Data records
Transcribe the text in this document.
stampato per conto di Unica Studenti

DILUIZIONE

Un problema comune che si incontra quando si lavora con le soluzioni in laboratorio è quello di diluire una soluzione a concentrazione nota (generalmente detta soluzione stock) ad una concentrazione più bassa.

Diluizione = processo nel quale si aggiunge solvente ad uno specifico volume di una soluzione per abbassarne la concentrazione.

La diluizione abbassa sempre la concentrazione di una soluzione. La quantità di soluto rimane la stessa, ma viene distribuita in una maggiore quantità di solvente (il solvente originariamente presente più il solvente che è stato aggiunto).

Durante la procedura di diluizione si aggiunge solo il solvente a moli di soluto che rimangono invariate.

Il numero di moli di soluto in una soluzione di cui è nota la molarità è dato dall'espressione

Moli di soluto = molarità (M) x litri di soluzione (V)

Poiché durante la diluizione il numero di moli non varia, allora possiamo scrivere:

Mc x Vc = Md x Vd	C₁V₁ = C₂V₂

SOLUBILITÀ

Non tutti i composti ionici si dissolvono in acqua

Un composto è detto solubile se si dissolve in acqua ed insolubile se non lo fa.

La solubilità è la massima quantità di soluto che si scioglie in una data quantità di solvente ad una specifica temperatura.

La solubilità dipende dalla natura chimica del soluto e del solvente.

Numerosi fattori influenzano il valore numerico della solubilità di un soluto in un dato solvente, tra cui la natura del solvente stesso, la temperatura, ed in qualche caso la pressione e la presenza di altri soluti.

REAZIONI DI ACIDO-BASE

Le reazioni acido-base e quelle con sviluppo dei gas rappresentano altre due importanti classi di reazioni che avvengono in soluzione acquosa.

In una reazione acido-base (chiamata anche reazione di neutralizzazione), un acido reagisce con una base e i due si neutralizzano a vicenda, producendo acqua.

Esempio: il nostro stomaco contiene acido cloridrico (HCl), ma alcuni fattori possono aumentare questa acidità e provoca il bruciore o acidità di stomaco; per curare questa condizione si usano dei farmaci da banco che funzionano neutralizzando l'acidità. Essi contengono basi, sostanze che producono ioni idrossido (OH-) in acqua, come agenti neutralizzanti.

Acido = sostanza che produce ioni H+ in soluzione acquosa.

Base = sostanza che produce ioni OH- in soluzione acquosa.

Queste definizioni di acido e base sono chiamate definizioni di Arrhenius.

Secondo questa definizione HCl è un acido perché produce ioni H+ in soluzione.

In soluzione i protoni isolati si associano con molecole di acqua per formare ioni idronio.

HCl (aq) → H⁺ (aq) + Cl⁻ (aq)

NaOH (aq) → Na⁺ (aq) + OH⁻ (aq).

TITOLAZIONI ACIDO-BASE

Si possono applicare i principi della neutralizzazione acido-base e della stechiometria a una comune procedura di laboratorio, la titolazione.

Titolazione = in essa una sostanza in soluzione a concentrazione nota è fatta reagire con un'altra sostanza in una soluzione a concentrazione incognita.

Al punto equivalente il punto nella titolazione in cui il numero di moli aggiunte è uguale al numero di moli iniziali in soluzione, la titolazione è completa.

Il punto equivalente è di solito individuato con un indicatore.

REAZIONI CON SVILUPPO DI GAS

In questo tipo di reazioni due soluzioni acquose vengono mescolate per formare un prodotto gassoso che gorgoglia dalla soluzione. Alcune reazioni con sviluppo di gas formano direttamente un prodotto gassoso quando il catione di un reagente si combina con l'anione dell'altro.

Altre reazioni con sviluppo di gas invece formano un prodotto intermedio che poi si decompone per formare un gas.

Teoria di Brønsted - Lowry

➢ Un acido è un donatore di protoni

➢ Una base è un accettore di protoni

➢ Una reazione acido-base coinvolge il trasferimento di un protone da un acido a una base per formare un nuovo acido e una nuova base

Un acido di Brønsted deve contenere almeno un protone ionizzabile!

Instruction: Every line above should be printed again exactly as it stands.

Response to the task:
Transcribe the text in this document.
stampato per conto di Unica Studenti

DILUIZIONE

Un problema comune che si incontra quando si lavora con le soluzioni in laboratorio è quello di diluire una soluzione a concentrazione nota (generalmente detta soluzione stock) ad una concentrazione più bassa.

Diluizione = processo nel quale si aggiunge solvente ad uno specifico volume di una soluzione per abbassarne la concentrazione.

La diluizione abbassa sempre la concentrazione di una soluzione. La quantità di soluto rimane la stessa, ma viene distribuita in una maggiore quantità di solvente (il solvente originariamente presente più il solvente che è stato aggiunto).

Durante la procedura di diluizione si aggiunge solo il solvente a moli di soluto che rimangono invariate.

Il numero di moli di soluto in una soluzione di cui è nota la molarità è dato dall'espressione

Moli di soluto = molarità (M) x litri di soluzione (V)

Poiché durante la diluizione il numero di moli non varia, allora possiamo scrivere:

Mc x Vc = Md x Vd	C₁V₁ = C₂V₂

SOLUBILITÀ

Non tutti i composti ionici si dissolvono in acqua

Un composto è detto solubile se si dissolve in acqua ed insolubile se non lo fa.

La solubilità è la massima quantità di soluto che si scioglie in una data quantità di solvente ad una specifica temperatura.

La solubilità dipende dalla natura chimica del soluto e del solvente.

Numerosi fattori influenzano il valore numerico della solubilità di un soluto in un dato solvente, tra cui la natura del solvente stesso, la temperatura, ed in qualche caso la pressione e la presenza di altri soluti.

REAZIONI DI ACIDO-BASE

Le reazioni acido-base e quelle con sviluppo dei gas rappresentano altre due importanti classi di reazioni che avvengono in soluzione acquosa.

In una reazione acido-base (chiamata anche reazione di neutralizzazione), un acido reagisce con una base e i due si neutralizzano a vicenda, producendo acqua.

Esempio: il nostro stomaco contiene acido cloridrico (HCl), ma alcuni fattori possono aumentare questa acidità e provoca il bruciore o acidità di stomaco; per curare questa condizione si usano dei farmaci da banco che funzionano neutralizzando l'acidità. Essi contengono basi, sostanze che producono ioni idrossido (OH-) in acqua, come agenti neutralizzanti.

Acido = sostanza che produce ioni H+ in soluzione acquosa.

Base = sostanza che produce ioni OH- in soluzione acquosa.

Queste definizioni di acido e base sono chiamate definizioni di Arrhenius.

Secondo questa definizione HCl è un acido perché produce ioni H+ in soluzione.

In soluzione i protoni isolati si associano con molecole di acqua per formare ioni idronio.

HCl (aq) → H⁺ (aq) + Cl⁻ (aq)

NaOH (aq) → Na⁺ (aq) + OH⁻ (aq).

TITOLAZIONI ACIDO-BASE

Si possono applicare i principi della neutralizzazione acido-base e della stechiometria a una comune procedura di laboratorio, la titolazione.

Titolazione = in essa una sostanza in soluzione a concentrazione nota è fatta reagire con un'altra sostanza in una soluzione a concentrazione incognita.

Al punto equivalente il punto nella titolazione in cui il numero di moli aggiunte è uguale al numero di moli iniziali in soluzione, la titolazione è completa.

Il punto equivalente è di solito individuato con un indicatore.

REAZIONI CON SVILUPPO DI GAS

In questo tipo di reazioni due soluzioni acquose vengono mescolate per formare un prodotto gassoso che gorgoglia dalla soluzione. Alcune reazioni con sviluppo di gas formano direttamente un prodotto gassoso quando il catione di un reagente si combina con l'anione dell'altro.

Altre reazioni con sviluppo di gas invece formano un prodotto intermedio che poi si decompone per formare un gas.

Teoria di Brønsted - Lowry

➢ Un acido è un donatore di protoni

➢ Una base è un accettore di protoni

➢ Una reazione acido-base coinvolge il trasferimento di un protone da un acido a una base per formare un nuovo acido e una nuova base

Un acido di Brønsted deve contenere almeno un protone ionizzabile!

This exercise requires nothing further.